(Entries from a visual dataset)
## BEGIN

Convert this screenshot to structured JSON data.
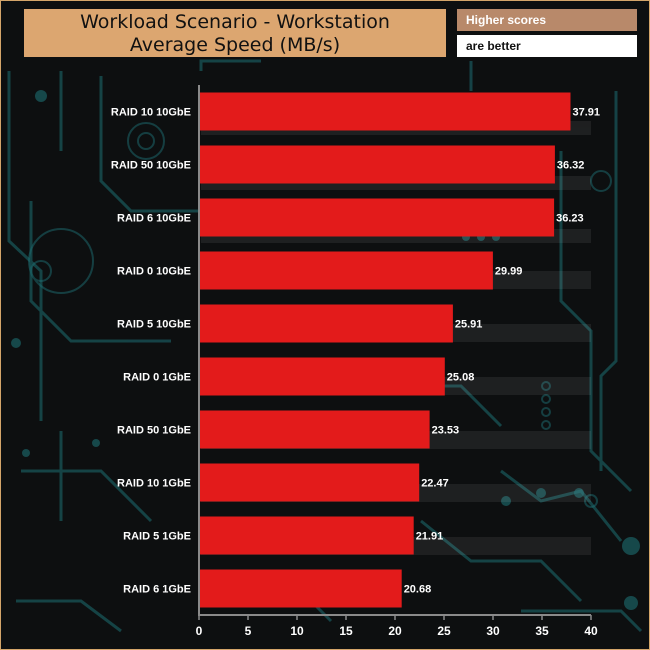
{
  "title": {
    "line1": "Workload Scenario - Workstation",
    "line2": "Average Speed (MB/s)"
  },
  "note": {
    "line1": "Higher scores",
    "line2": "are better"
  },
  "colors": {
    "bar": "#e31b1b",
    "title_bg": "#dca670",
    "note_bg": "#b8896a",
    "background": "#0d0f10",
    "circuit": "#1d6e72"
  },
  "chart_data": {
    "type": "bar",
    "orientation": "horizontal",
    "categories": [
      "RAID 10 10GbE",
      "RAID 50 10GbE",
      "RAID 6 10GbE",
      "RAID 0 10GbE",
      "RAID 5 10GbE",
      "RAID 0 1GbE",
      "RAID 50 1GbE",
      "RAID 10 1GbE",
      "RAID 5 1GbE",
      "RAID 6 1GbE"
    ],
    "values": [
      37.91,
      36.32,
      36.23,
      29.99,
      25.91,
      25.08,
      23.53,
      22.47,
      21.91,
      20.68
    ],
    "value_labels": [
      "37.91",
      "36.32",
      "36.23",
      "29.99",
      "25.91",
      "25.08",
      "23.53",
      "22.47",
      "21.91",
      "20.68"
    ],
    "xlim": [
      0,
      40
    ],
    "x_ticks": [
      0,
      5,
      10,
      15,
      20,
      25,
      30,
      35,
      40
    ],
    "grid": false
  }
}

## END

▶ [Work to complete] Transcribe all the lines above exactly, apart from the pictures.

▶ [Task solution]
Convert this screenshot to structured JSON data.
{
  "title": {
    "line1": "Workload Scenario - Workstation",
    "line2": "Average Speed (MB/s)"
  },
  "note": {
    "line1": "Higher scores",
    "line2": "are better"
  },
  "colors": {
    "bar": "#e31b1b",
    "title_bg": "#dca670",
    "note_bg": "#b8896a",
    "background": "#0d0f10",
    "circuit": "#1d6e72"
  },
  "chart_data": {
    "type": "bar",
    "orientation": "horizontal",
    "categories": [
      "RAID 10 10GbE",
      "RAID 50 10GbE",
      "RAID 6 10GbE",
      "RAID 0 10GbE",
      "RAID 5 10GbE",
      "RAID 0 1GbE",
      "RAID 50 1GbE",
      "RAID 10 1GbE",
      "RAID 5 1GbE",
      "RAID 6 1GbE"
    ],
    "values": [
      37.91,
      36.32,
      36.23,
      29.99,
      25.91,
      25.08,
      23.53,
      22.47,
      21.91,
      20.68
    ],
    "value_labels": [
      "37.91",
      "36.32",
      "36.23",
      "29.99",
      "25.91",
      "25.08",
      "23.53",
      "22.47",
      "21.91",
      "20.68"
    ],
    "xlim": [
      0,
      40
    ],
    "x_ticks": [
      0,
      5,
      10,
      15,
      20,
      25,
      30,
      35,
      40
    ],
    "grid": false
  }
}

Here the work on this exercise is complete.